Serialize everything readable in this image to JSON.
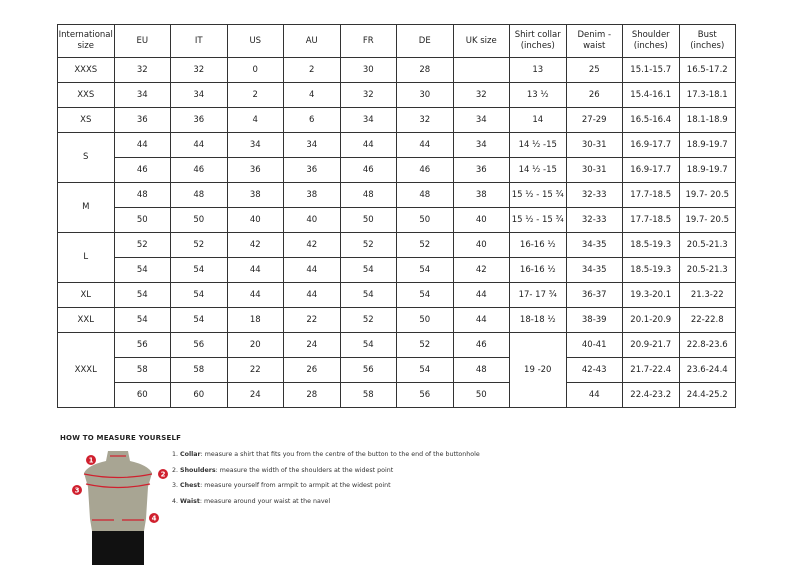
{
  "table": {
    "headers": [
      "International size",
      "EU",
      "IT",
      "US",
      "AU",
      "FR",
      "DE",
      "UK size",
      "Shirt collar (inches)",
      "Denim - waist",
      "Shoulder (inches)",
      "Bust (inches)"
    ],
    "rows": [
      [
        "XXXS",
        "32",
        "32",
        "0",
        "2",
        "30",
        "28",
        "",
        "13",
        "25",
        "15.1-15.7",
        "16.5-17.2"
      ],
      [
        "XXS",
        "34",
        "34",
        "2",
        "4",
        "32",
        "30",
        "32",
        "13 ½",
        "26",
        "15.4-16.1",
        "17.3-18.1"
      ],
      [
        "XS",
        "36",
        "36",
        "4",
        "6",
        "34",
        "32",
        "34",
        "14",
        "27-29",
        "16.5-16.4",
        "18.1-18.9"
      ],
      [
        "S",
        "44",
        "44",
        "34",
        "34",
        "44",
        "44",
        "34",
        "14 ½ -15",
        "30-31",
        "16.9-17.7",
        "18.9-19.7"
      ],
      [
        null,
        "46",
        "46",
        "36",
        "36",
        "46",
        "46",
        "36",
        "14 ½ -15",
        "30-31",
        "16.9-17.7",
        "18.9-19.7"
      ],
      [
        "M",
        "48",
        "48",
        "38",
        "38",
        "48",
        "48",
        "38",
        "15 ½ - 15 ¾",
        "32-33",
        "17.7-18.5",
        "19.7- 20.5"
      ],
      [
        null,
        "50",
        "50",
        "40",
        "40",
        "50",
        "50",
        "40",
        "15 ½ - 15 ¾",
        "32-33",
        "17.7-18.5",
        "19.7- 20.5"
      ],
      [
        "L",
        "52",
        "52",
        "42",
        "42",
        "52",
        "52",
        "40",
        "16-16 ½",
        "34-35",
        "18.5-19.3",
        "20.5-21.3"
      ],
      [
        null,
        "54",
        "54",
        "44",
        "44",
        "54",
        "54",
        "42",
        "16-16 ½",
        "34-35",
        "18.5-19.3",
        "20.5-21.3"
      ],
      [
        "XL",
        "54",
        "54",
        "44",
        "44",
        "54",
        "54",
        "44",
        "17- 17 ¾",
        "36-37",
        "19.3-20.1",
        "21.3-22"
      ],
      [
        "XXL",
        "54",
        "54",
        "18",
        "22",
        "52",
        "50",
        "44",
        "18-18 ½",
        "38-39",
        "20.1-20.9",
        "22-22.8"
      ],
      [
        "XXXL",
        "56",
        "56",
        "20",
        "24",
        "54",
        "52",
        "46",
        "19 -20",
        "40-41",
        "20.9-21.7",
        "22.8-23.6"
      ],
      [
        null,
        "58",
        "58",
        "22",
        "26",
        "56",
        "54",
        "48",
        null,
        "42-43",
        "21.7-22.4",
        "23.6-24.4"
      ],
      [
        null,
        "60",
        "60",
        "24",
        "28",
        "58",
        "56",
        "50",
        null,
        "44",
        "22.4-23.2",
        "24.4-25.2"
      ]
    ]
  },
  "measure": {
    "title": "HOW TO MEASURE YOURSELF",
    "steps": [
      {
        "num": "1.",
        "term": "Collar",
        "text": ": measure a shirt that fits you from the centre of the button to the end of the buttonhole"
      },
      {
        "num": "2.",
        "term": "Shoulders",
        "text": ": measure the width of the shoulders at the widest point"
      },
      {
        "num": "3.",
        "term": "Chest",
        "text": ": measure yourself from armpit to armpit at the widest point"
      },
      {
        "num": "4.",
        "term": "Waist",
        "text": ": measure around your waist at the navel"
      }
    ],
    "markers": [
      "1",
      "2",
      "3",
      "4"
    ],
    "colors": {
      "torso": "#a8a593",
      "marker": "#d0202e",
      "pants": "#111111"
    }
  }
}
*****
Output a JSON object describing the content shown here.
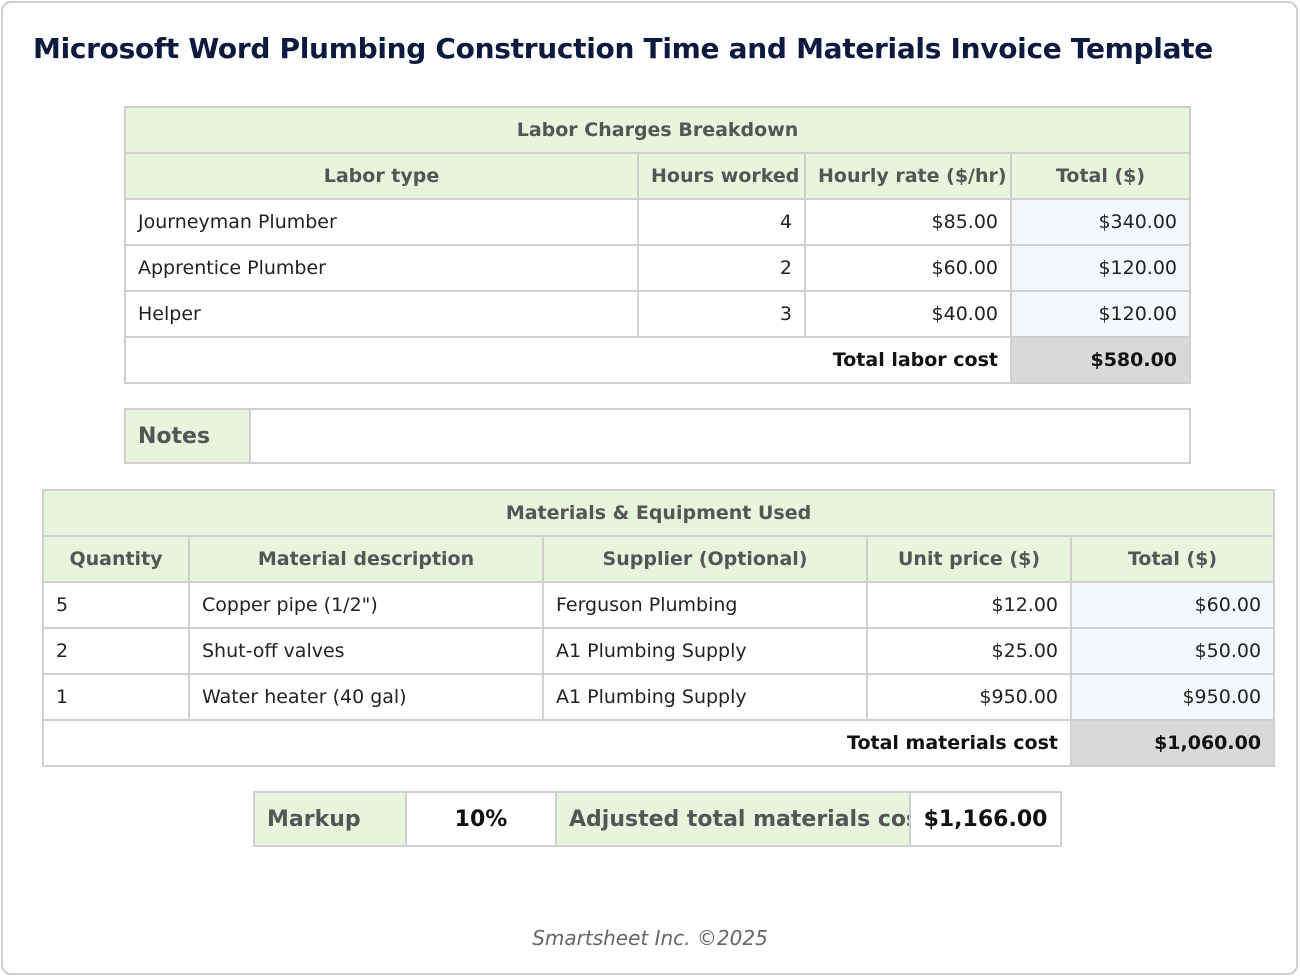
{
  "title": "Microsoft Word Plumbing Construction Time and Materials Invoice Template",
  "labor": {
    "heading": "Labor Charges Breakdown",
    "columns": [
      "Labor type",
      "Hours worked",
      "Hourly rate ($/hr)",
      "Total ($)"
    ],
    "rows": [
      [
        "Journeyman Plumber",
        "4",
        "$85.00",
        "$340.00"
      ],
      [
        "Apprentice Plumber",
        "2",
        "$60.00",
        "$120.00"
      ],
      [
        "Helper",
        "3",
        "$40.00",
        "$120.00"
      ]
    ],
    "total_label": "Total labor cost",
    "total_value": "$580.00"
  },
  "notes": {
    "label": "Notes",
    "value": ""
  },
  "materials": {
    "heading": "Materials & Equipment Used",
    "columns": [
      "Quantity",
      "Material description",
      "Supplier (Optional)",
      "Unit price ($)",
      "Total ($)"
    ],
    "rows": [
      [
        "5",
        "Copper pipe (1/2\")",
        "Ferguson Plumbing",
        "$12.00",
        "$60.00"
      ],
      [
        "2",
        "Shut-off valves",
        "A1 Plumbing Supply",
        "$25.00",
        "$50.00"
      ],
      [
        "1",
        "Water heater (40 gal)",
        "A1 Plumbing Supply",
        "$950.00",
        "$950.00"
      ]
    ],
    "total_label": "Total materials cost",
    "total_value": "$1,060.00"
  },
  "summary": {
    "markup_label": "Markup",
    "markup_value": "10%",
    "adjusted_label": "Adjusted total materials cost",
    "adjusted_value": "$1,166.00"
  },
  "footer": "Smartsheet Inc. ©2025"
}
*****
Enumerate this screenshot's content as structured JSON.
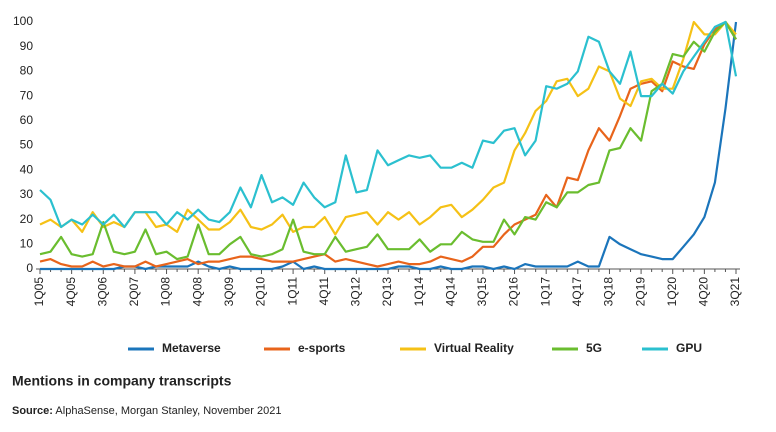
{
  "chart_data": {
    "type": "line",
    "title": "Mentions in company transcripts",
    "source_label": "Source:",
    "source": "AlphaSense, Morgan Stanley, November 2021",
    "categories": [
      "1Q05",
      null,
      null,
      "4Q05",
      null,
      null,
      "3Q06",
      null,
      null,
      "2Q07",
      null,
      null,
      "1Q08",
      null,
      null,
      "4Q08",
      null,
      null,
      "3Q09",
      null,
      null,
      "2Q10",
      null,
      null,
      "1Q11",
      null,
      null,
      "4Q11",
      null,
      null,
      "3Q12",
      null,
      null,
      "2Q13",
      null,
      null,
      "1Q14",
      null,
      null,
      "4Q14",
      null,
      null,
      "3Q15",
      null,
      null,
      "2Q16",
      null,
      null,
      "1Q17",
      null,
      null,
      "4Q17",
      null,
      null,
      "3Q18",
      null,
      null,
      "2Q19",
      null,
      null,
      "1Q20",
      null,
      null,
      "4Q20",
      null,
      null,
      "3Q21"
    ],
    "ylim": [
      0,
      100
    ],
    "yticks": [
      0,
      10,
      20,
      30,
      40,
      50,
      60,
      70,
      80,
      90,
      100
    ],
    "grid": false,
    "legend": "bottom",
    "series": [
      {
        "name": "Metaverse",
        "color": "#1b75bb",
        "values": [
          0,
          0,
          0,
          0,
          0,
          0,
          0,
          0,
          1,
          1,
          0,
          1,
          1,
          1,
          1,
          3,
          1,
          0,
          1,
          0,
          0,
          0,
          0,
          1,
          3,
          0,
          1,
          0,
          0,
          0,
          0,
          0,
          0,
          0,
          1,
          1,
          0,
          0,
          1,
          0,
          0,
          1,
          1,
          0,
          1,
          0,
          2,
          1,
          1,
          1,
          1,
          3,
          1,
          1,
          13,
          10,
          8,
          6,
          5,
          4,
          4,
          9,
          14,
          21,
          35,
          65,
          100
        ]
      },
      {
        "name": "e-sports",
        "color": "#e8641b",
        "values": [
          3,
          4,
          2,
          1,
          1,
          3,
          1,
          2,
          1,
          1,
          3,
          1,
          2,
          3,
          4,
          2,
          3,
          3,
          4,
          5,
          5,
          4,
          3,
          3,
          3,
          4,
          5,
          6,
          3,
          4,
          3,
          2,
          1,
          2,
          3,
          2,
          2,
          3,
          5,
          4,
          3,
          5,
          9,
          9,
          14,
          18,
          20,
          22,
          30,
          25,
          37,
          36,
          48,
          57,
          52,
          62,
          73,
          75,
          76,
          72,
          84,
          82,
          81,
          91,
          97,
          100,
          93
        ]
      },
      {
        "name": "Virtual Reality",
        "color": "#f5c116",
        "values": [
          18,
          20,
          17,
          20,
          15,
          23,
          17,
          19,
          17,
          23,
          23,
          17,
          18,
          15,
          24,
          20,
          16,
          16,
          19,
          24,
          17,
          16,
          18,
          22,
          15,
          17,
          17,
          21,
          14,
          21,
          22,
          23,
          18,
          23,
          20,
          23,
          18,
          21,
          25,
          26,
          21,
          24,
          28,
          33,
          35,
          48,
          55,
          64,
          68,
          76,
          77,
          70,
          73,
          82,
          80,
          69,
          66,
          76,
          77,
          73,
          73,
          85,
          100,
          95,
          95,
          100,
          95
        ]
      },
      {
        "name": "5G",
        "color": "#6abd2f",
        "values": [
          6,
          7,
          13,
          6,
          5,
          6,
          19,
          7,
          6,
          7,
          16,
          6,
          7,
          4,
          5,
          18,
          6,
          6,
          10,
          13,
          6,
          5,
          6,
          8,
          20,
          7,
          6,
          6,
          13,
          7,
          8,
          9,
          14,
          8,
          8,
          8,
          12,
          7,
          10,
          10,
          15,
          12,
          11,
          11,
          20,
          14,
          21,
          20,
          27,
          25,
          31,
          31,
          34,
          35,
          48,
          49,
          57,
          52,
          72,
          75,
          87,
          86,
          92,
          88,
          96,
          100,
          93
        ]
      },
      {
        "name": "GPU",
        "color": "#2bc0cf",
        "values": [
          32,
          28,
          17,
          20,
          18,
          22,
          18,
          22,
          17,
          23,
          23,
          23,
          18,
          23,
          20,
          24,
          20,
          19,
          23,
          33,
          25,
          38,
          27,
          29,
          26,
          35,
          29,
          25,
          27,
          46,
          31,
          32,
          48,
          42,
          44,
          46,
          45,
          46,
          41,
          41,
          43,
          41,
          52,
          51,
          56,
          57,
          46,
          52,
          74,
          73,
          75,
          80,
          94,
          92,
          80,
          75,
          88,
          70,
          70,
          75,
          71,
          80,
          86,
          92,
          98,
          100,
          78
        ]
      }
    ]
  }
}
*****
• [Given task]:
Copy each line of the records above that carries the word "widest".

• [Task response]:
        "text": ": measure the width of the shoulders at the widest point"
        "text": ": measure yourself from armpit to armpit at the widest point"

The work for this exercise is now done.